— 本文 —

日本郵政株式会社(以下日本郵政)は日本郵便株式会社、株式会社ゆうちょ銀行、株式会社かんぽ生命を子会社に持つ純粋持株会社です。
完全子会社である日本郵便は2025年6月5日にトラックなど一般貨物自動車を使う郵便局で点呼の実施が不適切だったとして、貨物自動車運送事業法による一般貨物自動車運送事業の許可を取り消す方針を国土交通省が発表しました。
日本郵便は郵便局や郵便ポストなど、日常生活になじみ深い企業です。日本郵便が日本郵政全体の業績にどの程度のインパクトを及ぼす存在であるのかを確認します。
結論
- 日本郵政の経常利益が約6,680億円に対し、日本郵便のセグメント利益は約85億円であり、全体の1.2%を占めるにすぎません(2024年3月期)。
- 日本郵政の稼ぎ頭はゆうちょ銀行です。利用者から預かった多額の貯金を、低リスクの国債などで運用し、利息を得ています。
- 日本郵便単体では、日本郵政への業績に及ぼすインパクトはほとんどありません。しかし、全国に設置した直営の郵便局が20,143局あり、郵便貯金や保険の窓口を設置することで、貯金者や保険加入者を増やします(2024年3月31日時点)。しかたがって、日本郵政グループの業績に間接的に貢献します。
日本郵政の連結財務諸表
日本郵政の2024年3月期の有価証券報告書を用いて、2024年3月31日の連結貸借対照表を見ていきます。
総資産は298,689,150百万円(約298兆円)です。資産の内訳は、有価証券194,744,045百万円(約194兆円)、現金預け金59,507,482百万円(59兆円)のように、253兆円を流動性の高い資産で保有しております。
負債及び純資産を確認します。負債は282,950,619百万円(約282兆円)、純資産は15,738,530百万円(約15兆円)なので、資産の大部分を負債によって調達していることがわかります。負債は内訳は、貯金190,873,061百万円(約190兆円)、保険契約準備金50,512,792百万円(約50兆円)です。
次に、連結損益計算書です。
経常収益(売上高)が11,982,152百万円(約12兆円)、経常費用が11,313,835百万円(約11兆円)で経常利益が668,316百万円(約6,680億円)です。
最終利益が268,685百万円(約2,680億円)でした。
日本郵政のセグメント業績
日本郵政の2023年4月1日から2024年3月31日のセグメント業績を見ていきます。金額の単位は百万円です。
経常収益 | 利益 | 資産 | |
---|---|---|---|
郵便・物流事業 | 1,980,509 | △64,969 | 1,958,795 |
郵便局・窓口事業 | 1,113,912 | 73,490 | 2,563,772 |
国際物流事業 | 450,023 | 1,713 | 374,938 |
銀行業 | 2,651,686 | 496,038 | 233,906,263 |
生命保険業 | 6,744,227 | 160,915 | 60,855,899 |
日本郵便が担うセグメントは郵便・物流事業、郵便局・窓口事業です。2つのセグメントの経常収益(売上高)を合計すると3,093,321百万円(約3兆円)、利益は8,521百万円です。資産合計は4,522,567百万円(約4.5兆円)です。

— 練習問題 —
a: 日本郵政の業績に関する本文から、次の問いに答えてください。
(i) 2024年3月31日時点で、全国に設置された直営の郵便局は何局ですか。
(ii) 2024年3月31日の連結貸借対照表で、総資産はいくらですか。
(iii) セグメント業績の表で、銀行業の利益はいくらですか。
b: 日本郵政の業績に関する本文を、最後の文のあとから書き継いでください。
このあとの行は、ここでは使いません。

— 資料 —
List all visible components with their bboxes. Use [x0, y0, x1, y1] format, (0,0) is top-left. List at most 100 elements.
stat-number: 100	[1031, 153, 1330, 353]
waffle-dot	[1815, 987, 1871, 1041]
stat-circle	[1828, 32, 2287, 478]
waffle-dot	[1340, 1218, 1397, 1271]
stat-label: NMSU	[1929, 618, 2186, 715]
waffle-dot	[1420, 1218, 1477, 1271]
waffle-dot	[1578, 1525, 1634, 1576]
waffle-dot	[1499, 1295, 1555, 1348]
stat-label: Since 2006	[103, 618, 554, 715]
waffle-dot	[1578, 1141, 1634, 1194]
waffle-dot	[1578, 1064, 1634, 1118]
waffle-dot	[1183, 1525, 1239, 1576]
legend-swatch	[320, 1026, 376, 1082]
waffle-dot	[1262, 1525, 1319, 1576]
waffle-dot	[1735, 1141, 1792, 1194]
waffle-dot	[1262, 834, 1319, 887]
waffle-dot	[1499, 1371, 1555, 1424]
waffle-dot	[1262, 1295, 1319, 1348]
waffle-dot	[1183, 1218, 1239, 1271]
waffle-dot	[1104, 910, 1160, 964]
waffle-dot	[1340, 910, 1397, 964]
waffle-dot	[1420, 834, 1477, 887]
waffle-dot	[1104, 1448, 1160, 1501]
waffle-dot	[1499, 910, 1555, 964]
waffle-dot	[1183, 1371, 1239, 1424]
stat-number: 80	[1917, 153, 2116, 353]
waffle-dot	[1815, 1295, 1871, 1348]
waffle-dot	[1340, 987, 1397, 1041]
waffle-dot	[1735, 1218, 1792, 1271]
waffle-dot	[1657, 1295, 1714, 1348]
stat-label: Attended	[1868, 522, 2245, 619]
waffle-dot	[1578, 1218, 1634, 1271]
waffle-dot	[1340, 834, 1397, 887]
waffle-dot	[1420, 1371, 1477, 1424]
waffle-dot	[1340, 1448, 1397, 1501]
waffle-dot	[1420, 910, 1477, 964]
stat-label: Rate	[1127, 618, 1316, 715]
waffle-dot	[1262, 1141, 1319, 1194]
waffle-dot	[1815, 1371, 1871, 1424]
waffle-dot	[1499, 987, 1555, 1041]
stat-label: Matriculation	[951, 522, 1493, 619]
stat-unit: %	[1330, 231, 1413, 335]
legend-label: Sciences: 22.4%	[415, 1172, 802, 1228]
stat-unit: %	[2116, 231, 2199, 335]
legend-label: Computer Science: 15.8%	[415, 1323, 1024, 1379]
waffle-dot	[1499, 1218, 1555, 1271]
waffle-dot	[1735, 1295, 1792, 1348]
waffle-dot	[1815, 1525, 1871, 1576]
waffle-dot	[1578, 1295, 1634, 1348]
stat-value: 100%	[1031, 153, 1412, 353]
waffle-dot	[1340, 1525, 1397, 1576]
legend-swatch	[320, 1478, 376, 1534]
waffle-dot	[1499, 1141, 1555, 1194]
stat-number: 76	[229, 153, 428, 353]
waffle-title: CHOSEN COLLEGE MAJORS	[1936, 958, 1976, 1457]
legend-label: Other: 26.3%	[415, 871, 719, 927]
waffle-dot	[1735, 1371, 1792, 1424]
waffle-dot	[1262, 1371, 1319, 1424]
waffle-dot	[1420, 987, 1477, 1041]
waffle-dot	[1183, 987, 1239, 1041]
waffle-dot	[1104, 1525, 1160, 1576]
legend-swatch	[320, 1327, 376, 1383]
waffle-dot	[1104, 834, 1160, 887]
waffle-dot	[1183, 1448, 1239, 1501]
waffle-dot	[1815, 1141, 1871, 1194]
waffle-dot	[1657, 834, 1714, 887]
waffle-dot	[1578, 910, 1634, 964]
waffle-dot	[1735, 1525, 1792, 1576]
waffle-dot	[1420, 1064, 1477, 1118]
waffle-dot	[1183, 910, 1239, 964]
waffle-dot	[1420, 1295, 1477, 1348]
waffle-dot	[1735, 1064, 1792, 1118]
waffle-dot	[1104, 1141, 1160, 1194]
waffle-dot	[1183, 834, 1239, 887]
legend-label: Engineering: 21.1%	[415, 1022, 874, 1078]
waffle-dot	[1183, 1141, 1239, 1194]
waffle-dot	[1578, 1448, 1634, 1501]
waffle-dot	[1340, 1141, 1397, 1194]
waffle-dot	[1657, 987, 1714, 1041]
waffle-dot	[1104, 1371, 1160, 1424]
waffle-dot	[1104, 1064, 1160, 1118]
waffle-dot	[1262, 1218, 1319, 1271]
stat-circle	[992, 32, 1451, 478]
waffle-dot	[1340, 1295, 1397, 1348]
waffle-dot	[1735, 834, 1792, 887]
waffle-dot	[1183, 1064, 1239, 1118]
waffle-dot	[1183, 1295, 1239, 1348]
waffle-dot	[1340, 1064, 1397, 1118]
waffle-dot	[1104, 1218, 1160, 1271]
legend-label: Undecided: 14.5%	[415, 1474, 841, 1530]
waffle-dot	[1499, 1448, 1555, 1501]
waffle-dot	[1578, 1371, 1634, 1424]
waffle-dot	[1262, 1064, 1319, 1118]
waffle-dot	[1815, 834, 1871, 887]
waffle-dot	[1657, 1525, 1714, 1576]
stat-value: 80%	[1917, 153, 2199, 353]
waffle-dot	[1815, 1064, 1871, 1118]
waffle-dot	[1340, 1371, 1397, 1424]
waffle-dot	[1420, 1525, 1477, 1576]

— 各問の解答 —
a:
(i) 20,143局
(ii) 298,689,150百万円(約298兆円)
(iii) 496,038百万円

b:
日本郵政の事業に占める日本郵便の業績は微々たるものであることがわかります。資産においても日本郵政の全体の中のごく一部の資産が郵便局・窓口で使用する郵便局の建物や、郵便・輸送事業で使用する輸送設備で構成されております。
利益と資産が最大のセグメントが、ゆうちょ銀行が担う銀行業です。利益は496,038百万円(4,960億円)、資産は233,906,263百万円(約233兆円)です。
ゆうちょ銀行は顧客から貯金を預かります(貯金として負債に計上)。貯金を元手に国内の有価証券を60,455,794百万円(60兆円)保有しています。利回りは0.38%です。利回りは小さいですが額が大きいので、利息が230,430百万円(約2,300億円)もたらされます。
また、海外の有価証券を81,379,103百万円(約81兆円)保有しています。利回りは1.36%で、1,113,437百万円(約1.1兆円)の利息が得られます。
合計すると有価証券が141,834,897百万円(約141兆円)、利回りが0.94%、利息が1,343,868百万円(約1.34兆円)です。利回りが小さいのは、有価証券の大部分を国債や外国の投資信託で運用しているためです。
なお、利息約1.34兆円はゆうちょ銀行にとっての経常収益(売上高)となります。このほかに金銭の信託運用益が1,007,703百万円(約1兆円)が経常収益に計上されております。これは、投資信託を販売する際の手数料や信託報酬を収益としております。
最後に生命保険事業を行うかんぽ生命です。売上高はセグメントで最大の6,744,227百万円(6.7兆円)です。利益も160,915百万円と、かなりの稼ぎ頭です。
日本郵政の業績における日本郵便の貢献
日本郵便は、全国に約20,143局の直営の郵便局を展開しております。郵便局の窓口は、ゆうちょ銀行やかんぽ生命保険にとって、顧客と接するネットワークになります。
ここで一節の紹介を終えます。